#### SUPPLIED INFORMATION

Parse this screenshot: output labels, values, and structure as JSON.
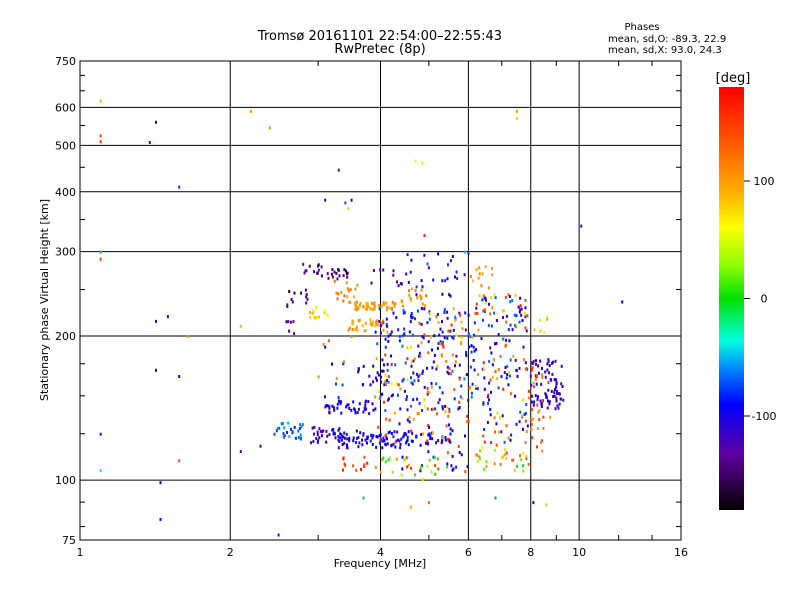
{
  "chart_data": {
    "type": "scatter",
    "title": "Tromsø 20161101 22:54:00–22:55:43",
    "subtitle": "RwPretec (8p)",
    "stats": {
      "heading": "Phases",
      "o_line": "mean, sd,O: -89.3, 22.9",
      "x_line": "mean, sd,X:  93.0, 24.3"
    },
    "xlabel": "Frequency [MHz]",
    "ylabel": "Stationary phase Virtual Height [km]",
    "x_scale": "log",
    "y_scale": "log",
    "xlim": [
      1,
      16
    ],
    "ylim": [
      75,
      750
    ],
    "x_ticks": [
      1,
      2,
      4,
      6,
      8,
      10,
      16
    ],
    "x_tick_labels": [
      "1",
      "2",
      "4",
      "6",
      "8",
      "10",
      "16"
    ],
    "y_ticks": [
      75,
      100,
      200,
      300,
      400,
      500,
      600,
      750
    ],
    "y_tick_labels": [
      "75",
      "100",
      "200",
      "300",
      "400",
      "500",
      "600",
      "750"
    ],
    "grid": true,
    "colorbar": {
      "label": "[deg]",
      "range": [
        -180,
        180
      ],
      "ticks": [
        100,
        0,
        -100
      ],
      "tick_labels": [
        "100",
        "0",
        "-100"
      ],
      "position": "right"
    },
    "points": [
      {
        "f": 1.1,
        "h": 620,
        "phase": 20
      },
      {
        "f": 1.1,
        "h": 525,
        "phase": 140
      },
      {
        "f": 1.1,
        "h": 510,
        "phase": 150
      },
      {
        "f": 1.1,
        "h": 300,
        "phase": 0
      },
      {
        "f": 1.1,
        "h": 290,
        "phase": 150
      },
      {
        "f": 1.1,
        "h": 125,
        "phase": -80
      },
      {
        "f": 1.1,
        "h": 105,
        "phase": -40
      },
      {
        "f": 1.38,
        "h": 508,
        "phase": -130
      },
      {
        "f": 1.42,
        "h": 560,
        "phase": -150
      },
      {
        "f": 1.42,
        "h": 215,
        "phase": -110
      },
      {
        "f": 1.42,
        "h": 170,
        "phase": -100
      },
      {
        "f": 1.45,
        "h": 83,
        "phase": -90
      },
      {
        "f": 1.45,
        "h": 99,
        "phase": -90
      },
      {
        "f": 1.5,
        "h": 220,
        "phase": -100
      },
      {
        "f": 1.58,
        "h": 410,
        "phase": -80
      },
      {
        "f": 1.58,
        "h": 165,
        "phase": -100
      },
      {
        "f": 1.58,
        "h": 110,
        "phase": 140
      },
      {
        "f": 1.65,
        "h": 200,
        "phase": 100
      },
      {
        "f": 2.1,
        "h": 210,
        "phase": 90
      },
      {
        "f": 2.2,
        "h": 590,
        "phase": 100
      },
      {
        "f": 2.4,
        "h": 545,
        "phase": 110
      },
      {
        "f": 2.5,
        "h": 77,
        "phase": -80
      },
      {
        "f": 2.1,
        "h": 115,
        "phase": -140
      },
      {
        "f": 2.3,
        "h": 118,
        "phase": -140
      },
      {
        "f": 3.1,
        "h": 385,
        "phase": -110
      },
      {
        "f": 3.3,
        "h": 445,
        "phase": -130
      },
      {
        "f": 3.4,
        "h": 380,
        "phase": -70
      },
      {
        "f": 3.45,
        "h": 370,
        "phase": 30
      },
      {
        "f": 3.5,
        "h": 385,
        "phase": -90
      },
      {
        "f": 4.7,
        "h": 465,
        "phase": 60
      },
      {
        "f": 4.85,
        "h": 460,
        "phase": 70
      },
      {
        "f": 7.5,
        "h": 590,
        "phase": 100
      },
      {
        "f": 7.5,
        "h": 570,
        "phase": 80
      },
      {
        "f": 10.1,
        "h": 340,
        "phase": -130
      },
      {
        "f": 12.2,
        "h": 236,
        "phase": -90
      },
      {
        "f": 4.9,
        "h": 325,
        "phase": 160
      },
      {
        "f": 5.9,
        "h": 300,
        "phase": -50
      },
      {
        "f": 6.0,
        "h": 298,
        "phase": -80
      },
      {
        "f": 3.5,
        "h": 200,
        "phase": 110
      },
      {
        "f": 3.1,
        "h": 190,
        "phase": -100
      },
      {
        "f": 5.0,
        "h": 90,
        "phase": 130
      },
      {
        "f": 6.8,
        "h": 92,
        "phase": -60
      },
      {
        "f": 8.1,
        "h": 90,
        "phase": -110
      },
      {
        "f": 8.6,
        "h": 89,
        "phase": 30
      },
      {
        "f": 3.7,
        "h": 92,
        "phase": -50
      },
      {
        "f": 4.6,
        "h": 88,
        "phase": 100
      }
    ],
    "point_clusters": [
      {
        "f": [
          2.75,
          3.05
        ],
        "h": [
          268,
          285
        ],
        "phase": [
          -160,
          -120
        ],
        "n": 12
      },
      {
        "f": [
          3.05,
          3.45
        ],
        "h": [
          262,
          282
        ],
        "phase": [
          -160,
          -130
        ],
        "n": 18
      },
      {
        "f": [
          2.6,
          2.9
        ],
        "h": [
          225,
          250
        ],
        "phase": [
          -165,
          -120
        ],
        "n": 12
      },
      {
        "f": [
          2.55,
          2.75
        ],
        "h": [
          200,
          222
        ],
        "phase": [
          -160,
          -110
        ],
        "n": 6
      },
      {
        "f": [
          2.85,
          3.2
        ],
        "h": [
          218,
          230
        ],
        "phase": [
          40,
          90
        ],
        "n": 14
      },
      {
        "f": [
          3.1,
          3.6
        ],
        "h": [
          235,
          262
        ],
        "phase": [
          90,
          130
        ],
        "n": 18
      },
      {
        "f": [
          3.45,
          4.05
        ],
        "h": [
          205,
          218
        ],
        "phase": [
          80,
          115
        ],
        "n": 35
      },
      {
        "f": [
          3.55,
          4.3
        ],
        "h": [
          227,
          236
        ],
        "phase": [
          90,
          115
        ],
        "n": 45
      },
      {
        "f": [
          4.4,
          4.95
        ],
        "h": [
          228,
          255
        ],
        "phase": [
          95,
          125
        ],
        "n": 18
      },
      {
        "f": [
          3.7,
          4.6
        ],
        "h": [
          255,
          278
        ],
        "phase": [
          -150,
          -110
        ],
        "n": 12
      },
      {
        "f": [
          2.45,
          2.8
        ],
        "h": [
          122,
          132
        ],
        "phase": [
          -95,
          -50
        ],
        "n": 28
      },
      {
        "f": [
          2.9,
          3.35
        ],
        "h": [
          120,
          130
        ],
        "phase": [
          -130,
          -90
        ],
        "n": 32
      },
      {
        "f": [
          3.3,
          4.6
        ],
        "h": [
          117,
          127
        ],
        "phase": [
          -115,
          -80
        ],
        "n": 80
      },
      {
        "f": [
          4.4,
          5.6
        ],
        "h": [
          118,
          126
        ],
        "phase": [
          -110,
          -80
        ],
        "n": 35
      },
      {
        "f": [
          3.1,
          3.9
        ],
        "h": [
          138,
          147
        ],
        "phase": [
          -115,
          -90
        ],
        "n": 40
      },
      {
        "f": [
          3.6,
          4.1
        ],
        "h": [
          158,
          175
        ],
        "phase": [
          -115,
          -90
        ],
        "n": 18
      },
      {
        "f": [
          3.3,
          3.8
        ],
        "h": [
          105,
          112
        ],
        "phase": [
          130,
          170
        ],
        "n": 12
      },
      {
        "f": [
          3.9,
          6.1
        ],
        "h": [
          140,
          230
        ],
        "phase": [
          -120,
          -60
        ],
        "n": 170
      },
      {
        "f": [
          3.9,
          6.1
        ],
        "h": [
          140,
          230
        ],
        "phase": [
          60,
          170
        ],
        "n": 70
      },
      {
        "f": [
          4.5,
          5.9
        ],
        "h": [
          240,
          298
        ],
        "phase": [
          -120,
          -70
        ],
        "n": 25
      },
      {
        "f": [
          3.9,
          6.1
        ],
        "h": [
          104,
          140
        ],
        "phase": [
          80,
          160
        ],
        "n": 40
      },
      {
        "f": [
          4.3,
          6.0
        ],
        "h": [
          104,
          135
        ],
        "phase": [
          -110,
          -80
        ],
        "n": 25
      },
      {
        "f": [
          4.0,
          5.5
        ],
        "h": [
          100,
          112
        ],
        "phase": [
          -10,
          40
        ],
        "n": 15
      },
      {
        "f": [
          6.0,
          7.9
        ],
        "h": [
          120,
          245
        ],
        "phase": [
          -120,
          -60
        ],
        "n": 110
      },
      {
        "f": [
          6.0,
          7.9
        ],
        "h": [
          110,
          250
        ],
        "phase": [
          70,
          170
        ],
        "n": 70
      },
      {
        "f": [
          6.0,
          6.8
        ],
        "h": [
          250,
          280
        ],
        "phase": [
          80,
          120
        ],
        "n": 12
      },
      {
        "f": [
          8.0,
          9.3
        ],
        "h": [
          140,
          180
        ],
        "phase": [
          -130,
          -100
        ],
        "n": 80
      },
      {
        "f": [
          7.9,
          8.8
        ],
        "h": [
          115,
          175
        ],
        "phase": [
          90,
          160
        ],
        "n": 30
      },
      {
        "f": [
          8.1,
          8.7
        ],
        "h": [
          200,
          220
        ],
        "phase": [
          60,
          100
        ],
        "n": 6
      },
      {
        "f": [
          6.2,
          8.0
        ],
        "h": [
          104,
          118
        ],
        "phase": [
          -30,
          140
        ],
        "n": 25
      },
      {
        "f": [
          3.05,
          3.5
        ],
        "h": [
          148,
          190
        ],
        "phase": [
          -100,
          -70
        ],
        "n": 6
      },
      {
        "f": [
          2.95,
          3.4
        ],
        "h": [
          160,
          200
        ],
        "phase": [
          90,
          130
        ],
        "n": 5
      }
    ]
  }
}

########

* **SHORT EXERCISE**: Pick out each line above that includes "mean" and show it.

* **ANSWER IN FULL**:
      "o_line": "mean, sd,O: -89.3, 22.9",
      "x_line": "mean, sd,X:  93.0, 24.3"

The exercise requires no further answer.